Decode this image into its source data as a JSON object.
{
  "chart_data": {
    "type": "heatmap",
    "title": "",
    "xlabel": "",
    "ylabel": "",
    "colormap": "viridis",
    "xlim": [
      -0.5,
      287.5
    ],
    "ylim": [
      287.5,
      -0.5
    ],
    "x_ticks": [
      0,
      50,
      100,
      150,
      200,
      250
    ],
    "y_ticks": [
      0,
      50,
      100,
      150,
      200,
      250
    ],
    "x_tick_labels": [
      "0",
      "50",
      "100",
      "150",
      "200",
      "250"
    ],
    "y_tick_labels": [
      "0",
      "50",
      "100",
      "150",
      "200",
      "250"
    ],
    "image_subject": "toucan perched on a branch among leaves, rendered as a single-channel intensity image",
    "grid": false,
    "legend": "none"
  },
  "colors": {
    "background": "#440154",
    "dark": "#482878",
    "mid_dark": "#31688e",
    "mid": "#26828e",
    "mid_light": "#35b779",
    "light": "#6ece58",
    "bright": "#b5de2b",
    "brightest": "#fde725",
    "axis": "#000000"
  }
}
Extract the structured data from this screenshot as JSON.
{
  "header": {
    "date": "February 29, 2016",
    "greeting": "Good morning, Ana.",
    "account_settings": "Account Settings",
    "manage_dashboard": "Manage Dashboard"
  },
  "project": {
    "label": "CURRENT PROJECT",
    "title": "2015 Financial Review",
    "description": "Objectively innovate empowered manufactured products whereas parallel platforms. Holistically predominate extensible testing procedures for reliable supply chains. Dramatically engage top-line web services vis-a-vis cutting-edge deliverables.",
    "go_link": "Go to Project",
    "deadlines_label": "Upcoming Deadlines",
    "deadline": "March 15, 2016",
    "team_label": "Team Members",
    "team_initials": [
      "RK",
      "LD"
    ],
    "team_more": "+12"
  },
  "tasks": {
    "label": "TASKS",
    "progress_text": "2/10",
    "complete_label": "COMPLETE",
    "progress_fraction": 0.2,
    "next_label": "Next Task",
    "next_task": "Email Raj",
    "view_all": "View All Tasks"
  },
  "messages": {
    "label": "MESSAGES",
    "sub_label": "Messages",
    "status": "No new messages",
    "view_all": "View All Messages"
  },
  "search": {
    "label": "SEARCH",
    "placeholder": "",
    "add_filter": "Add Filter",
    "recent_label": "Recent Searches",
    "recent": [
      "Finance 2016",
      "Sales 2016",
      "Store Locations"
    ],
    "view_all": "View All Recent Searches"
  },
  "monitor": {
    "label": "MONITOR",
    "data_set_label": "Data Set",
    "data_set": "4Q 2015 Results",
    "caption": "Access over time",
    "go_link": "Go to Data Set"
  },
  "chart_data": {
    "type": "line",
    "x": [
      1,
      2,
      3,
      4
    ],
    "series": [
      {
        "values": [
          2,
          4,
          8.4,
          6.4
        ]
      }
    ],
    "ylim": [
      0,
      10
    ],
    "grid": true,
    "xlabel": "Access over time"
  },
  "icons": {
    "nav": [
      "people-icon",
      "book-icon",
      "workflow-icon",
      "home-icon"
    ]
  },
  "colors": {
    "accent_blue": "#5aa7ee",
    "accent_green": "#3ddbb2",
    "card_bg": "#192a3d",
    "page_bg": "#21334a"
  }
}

--

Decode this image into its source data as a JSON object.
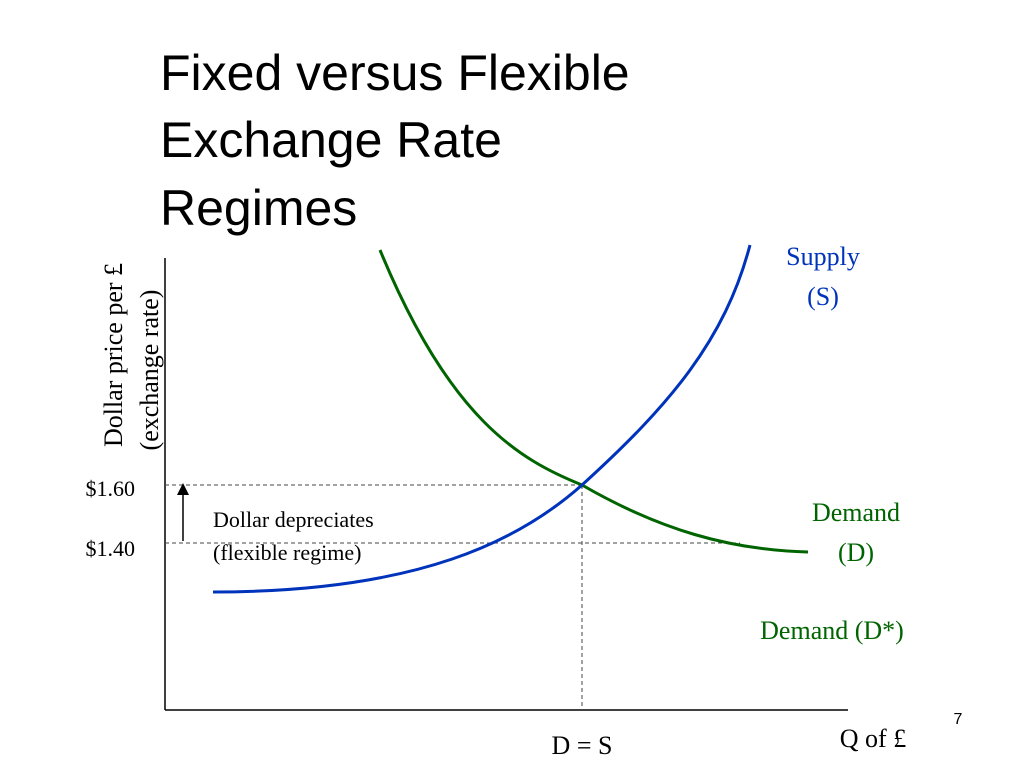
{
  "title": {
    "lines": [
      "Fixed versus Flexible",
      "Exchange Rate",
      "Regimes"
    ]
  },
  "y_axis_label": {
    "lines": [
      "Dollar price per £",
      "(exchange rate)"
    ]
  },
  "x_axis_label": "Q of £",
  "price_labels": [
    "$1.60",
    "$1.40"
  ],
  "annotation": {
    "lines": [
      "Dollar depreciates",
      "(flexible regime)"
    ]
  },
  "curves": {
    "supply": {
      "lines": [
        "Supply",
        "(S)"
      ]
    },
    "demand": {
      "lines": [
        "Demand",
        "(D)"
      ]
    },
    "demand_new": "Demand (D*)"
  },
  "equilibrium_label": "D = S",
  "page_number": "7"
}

---

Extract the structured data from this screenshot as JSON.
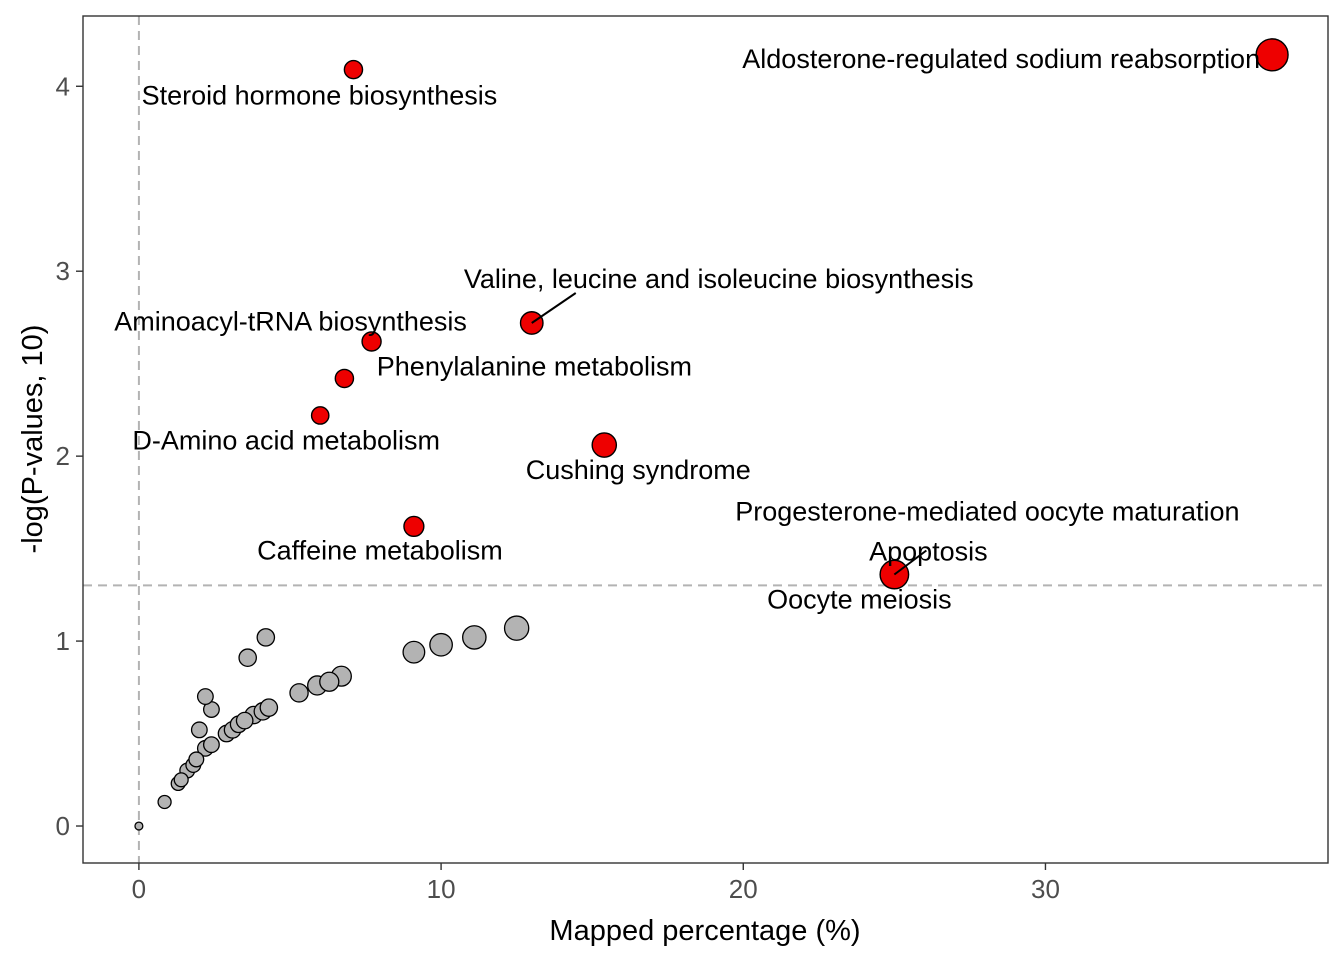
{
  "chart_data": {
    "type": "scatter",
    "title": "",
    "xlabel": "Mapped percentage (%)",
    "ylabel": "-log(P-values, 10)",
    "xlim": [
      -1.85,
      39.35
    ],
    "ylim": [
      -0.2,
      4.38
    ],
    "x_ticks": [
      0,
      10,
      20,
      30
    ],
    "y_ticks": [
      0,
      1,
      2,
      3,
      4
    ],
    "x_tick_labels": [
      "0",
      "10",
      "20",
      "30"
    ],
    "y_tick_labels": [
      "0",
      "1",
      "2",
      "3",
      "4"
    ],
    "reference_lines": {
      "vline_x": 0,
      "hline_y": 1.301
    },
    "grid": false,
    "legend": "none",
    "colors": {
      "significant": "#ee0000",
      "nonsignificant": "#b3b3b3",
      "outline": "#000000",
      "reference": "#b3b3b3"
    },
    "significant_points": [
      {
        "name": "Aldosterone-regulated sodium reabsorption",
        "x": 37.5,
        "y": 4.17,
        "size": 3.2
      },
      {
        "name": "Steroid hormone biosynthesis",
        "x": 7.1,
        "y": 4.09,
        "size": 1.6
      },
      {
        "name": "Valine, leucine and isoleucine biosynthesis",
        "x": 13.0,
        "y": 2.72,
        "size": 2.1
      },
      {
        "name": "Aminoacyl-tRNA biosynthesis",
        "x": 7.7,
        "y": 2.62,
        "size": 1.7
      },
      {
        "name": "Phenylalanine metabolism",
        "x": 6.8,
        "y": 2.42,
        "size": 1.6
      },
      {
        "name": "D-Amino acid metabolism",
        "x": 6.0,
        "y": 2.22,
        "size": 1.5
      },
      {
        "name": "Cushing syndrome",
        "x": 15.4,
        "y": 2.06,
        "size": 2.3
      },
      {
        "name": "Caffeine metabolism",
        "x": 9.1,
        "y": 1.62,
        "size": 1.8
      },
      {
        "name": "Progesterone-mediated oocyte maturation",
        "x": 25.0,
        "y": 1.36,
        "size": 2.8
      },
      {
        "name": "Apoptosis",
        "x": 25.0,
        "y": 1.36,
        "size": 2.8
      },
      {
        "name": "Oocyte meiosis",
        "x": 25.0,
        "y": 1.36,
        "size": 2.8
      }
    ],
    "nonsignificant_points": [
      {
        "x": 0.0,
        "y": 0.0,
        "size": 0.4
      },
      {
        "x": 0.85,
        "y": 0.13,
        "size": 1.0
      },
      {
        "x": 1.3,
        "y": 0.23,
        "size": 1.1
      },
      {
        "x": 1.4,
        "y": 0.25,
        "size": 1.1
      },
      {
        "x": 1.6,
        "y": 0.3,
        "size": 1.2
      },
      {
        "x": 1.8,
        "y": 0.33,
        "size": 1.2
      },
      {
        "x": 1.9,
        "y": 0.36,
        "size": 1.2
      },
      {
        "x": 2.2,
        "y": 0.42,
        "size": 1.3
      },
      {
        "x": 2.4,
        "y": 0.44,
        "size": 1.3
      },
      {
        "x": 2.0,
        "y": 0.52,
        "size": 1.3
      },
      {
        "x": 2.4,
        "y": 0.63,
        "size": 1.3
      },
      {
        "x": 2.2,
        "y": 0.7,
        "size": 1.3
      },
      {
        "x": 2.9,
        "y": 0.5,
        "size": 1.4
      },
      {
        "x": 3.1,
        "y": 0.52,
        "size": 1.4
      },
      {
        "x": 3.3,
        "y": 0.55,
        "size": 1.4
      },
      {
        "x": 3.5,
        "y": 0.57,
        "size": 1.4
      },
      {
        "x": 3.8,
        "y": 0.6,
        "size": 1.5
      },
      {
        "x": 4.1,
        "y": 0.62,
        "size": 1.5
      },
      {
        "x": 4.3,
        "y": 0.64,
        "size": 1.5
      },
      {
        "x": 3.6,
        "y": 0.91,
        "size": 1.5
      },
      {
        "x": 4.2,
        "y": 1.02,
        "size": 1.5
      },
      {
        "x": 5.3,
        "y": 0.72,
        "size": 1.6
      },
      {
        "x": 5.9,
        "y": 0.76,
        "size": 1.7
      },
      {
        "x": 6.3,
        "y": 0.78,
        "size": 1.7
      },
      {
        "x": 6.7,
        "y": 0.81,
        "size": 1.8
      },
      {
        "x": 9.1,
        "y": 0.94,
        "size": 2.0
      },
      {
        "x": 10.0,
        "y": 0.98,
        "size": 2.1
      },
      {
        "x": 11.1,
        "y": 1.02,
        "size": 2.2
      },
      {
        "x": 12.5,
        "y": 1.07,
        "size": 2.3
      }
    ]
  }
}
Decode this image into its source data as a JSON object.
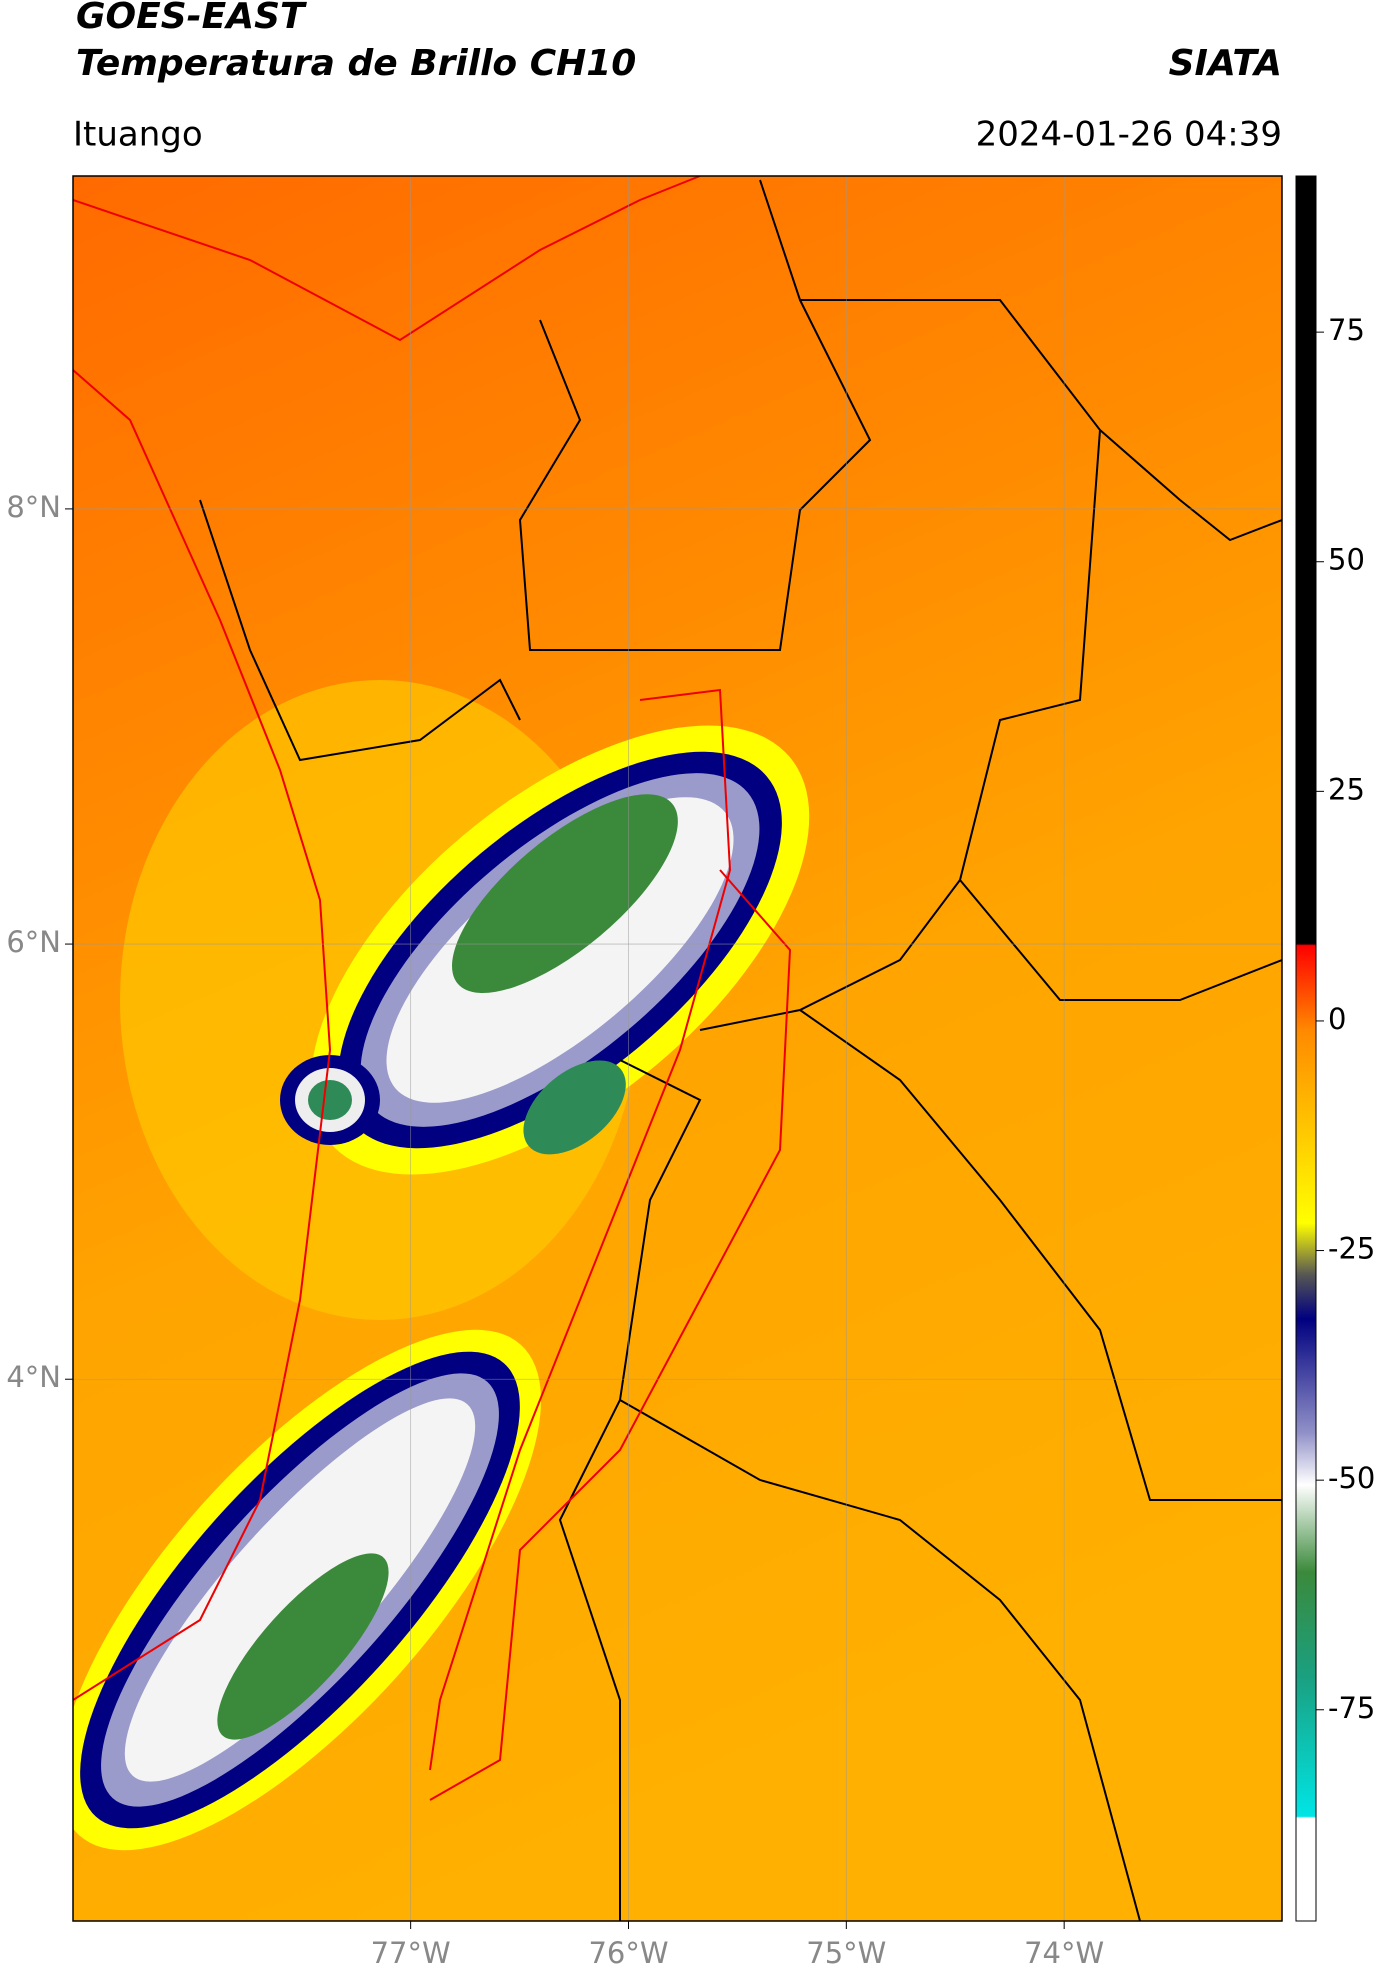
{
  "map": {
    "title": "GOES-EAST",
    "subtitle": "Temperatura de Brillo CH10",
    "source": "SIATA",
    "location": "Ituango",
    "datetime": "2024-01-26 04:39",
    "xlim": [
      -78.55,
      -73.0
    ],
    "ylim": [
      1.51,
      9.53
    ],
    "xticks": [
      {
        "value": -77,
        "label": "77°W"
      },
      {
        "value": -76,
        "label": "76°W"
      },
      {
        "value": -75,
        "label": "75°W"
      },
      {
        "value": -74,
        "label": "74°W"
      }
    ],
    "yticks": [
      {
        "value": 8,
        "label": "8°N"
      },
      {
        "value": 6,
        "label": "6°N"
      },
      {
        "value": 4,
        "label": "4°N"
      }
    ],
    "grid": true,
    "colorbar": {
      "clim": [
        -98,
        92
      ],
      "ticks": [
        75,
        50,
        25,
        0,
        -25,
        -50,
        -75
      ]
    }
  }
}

Exercise task: Return the number of lines that include the word "Dollar", and nothing else.

Task output: 2